Written exercise:
Would you return all of this data exactly, leaving nothing out?

Working data:
▽
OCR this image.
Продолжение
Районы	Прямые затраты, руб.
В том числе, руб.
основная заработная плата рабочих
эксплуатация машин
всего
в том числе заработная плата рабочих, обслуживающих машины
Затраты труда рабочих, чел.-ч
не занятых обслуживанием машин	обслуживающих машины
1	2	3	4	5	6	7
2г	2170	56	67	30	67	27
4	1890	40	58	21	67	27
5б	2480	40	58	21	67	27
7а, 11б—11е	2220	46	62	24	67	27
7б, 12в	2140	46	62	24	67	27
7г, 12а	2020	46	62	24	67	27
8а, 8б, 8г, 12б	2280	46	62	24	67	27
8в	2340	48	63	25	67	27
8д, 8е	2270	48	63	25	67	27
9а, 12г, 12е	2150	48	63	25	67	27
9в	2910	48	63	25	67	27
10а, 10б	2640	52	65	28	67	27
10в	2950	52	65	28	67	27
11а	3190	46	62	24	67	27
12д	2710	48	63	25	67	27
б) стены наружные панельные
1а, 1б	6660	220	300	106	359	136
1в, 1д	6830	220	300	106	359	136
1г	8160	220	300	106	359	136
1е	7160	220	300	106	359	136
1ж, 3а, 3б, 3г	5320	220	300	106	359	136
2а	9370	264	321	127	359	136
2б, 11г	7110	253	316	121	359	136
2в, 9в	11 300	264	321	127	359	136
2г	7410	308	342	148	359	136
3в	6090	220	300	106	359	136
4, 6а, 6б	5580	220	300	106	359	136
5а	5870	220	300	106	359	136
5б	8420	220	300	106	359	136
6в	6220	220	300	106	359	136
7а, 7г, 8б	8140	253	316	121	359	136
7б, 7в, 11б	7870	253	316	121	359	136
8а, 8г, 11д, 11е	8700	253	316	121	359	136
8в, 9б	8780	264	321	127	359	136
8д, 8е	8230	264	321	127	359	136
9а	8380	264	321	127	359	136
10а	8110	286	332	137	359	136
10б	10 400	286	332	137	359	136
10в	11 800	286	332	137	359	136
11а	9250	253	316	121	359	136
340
△
Exercise solution:
OCR this image.
Продолжение
Районы	Прямые затраты, руб.
В том числе, руб.
основная заработная плата рабочих
эксплуатация машин
всего
в том числе заработная плата рабочих, обслуживающих машины
Затраты труда рабочих, чел.-ч
не занятых обслуживанием машин	обслуживающих машины
1	2	3	4	5	6	7
2г	2170	56	67	30	67	27
4	1890	40	58	21	67	27
5б	2480	40	58	21	67	27
7а, 11б—11е	2220	46	62	24	67	27
7б, 12в	2140	46	62	24	67	27
7г, 12а	2020	46	62	24	67	27
8а, 8б, 8г, 12б	2280	46	62	24	67	27
8в	2340	48	63	25	67	27
8д, 8е	2270	48	63	25	67	27
9а, 12г, 12е	2150	48	63	25	67	27
9в	2910	48	63	25	67	27
10а, 10б	2640	52	65	28	67	27
10в	2950	52	65	28	67	27
11а	3190	46	62	24	67	27
12д	2710	48	63	25	67	27
б) стены наружные панельные
1а, 1б	6660	220	300	106	359	136
1в, 1д	6830	220	300	106	359	136
1г	8160	220	300	106	359	136
1е	7160	220	300	106	359	136
1ж, 3а, 3б, 3г	5320	220	300	106	359	136
2а	9370	264	321	127	359	136
2б, 11г	7110	253	316	121	359	136
2в, 9в	11 300	264	321	127	359	136
2г	7410	308	342	148	359	136
3в	6090	220	300	106	359	136
4, 6а, 6б	5580	220	300	106	359	136
5а	5870	220	300	106	359	136
5б	8420	220	300	106	359	136
6в	6220	220	300	106	359	136
7а, 7г, 8б	8140	253	316	121	359	136
7б, 7в, 11б	7870	253	316	121	359	136
8а, 8г, 11д, 11е	8700	253	316	121	359	136
8в, 9б	8780	264	321	127	359	136
8д, 8е	8230	264	321	127	359	136
9а	8380	264	321	127	359	136
10а	8110	286	332	137	359	136
10б	10 400	286	332	137	359	136
10в	11 800	286	332	137	359	136
11а	9250	253	316	121	359	136
340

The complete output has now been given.